Cada vez mais popular no país, as tranças enaltecem a beleza negra e movimentam a economia

22.09.22 - 09H27 Por camillalima
Nathália Arruda apostou no trancismo como ideia de negócio/ Foto: Tainá Cavalcante

Foi-se o tempo que a cacheada Myllena Nardes, 24, ia ao salão de beleza só pra cortar ou hidratar os cabelos. Desde que descobriu o poder do trançado, a técnica de Enfermagem aposta na versatilidade e na potência dos penteados, que enaltecem a beleza da mulher preta: “Eu tento fazer algum tipo de trança todo mês, porque quando eu faço minha autoestima vai lá em cima, fora que é muito prático também, você já acorda, se olha no espelho e diz: – acordei pronta e linda pra passar o dia”, brinca.

Mas pra isso, a Myllena põe a mão no bolso: “Os gastos sempre variam com os tipos, vai de R$ 100 até uns R$ 400, então sempre que sobra algum dinheirinho eu vou lá e faço”, conta. E são horas sentada numa cadeira para sair com o resultado almejado. Ao lado, de pé, está Nathália Arruda, 24, do Estúdio Pró Afro, que chega a passar até 14h trançando cabelos: “Por que não é só chegar no salão e fazer cabelo, é fazer a organização, limpeza, tudo. Por dia, cada trancista aqui consegue atender até 2 clientes, dependendo muito do tipo de trança. Temos hora pra entrar, mas não temos pra sair, depende da demanda dos clientes, dos cabelos. Então são até 14h em pé, e no outro dia é acordar cedo pra estar no mesmo pique de novo”, enfatiza a empreendedora.

É um trabalho árduo, cansativo, mas que vem ganhando cada vez mais adeptos, tanto de novos – e empolgados – clientes, como também de empreendedores, que tem enxergado a potência desse mercado. No Brasil, 70% das brasileiras têm cabelos crespos ou cacheados. Mulheres que, assim como a Myllena, vêm investindo cada vez mais em produtos e serviços específicos para seus tipos de cabelo. Um mercado promissor que só cresce, não à toa, as mulheres negras movimentam R$700 bilhões em negócios anuais, segundo dados do Sebrae.

Nesse mercado, um dos segmentos que vem se destacando é o do trancismo. E foi nessa área que, em 2020, a jovem empreendedora Nathália, decidiu apostar. O negócio, que começou na sala de casa, depois se transformou num espaço colaborativo, no bairro Bonsucesso, recentemente ganhou novo endereço. A ideia de levar o Estúdio Pró Afro para o coração do bairro Aldeota foi de ampliar ainda mais o público, que procura o salão em busca de liberdade: “liberdade dos processos químicos de alisamento, relaxamento, que fazem por anos, às vezes, desde criança. Muitas mulheres chegam no meu salão, muitas vezes, sem nem lembrar qual é a textura real do cabelo, não sabem nem como é o seu cacho. Então são mulheres que chegam até mim cansadas e resolvem passar pela transição, e usam as tranças para passar por esse processo”, explica Nathália sobre o público-alvo do seu Estúdio.

[Material fornecido]
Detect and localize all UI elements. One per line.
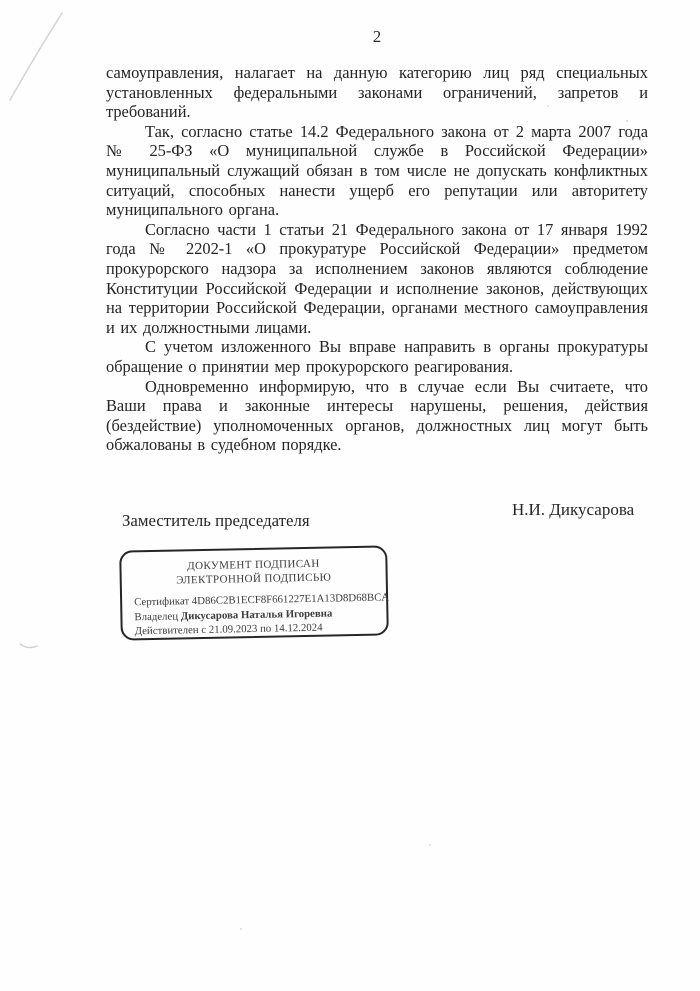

[O que fazer]
Retome a reportagem sobre tranças e trancismo logo após a última frase e continue o texto.

[Resultado]
Ela explica porém que para investir no segmento é preciso vencer muitos desafios: “ Por que, apesar de termos evoluído muito, enquanto sociedade ainda não chegamos lá. Então ainda se encontra muito resistência, muito preconceito. O meu salão, que é especializado em tranças, apesar de as tranças ter se popularizado muito de uns anos pra cá, as pessoas ainda estranham. Os principais desafios é estar nesse lugar, ser uma mulher negra e encontrar muitas, muitas, muitas pessoas que ainda não levam tão a sério o nosso trabalho”, relata.

Apesar disso, a procura pelo serviço só aumentou. Tanto que hoje, a Nathália incorporou ao seu negócio cursos para formar outras trancistas para atender a uma demanda que promete ser cada vez maior. Mas para muito além de agregar valor a marca, os cursos atendem também ao social, hoje o Estúdio Pró Agro já oferece bolsas de até 100%: “eu sempre tive um anseio muito grande de conseguir de alguma forma usar o trancismo para alcançar mulheres como eu, que estavam perdidas e sem renda, sem visão de futuro pra vida. Ajudar mulheres como eu a sair desse lugar, se ver de outra forma. Então eu sempre quis ensinar o que eu aprendi “na marra”, queria facilitar a vida de outras mulheres”.

Para a empreendedora, o importante para quem está chegando e pretende investir nesse segmento é nunca deixar de se aprimorar, principalmente num segmento que vive das tendências: “Eu sempre repito para as minhas alunas sobre a importância de nunca deixar de treinar, mesmo que você seja uma trancista e que tenha três, quatro, cinco, dez anos de carreira, nunca pode deixar de treinar e de olhar para a frente, para as novas tendências, e estar sempre estudando”, afirma.

Para o futuro, Nathália tem ainda grandes planos: “Meus planos para o futuro é dominar o mundo, e eu sempre falo isso porque é assim que a gente tem que pensar (risos). Para um futuro mais próximo, eu pretendo focar cada vez mais nos cursos. Estou agora buscando parcerias com órgãos públicos para tornar ainda mais acessível a formação de novas trancistas, além de expandir nossa marca em Fortaleza e, quem sabe, até em outras cidades”.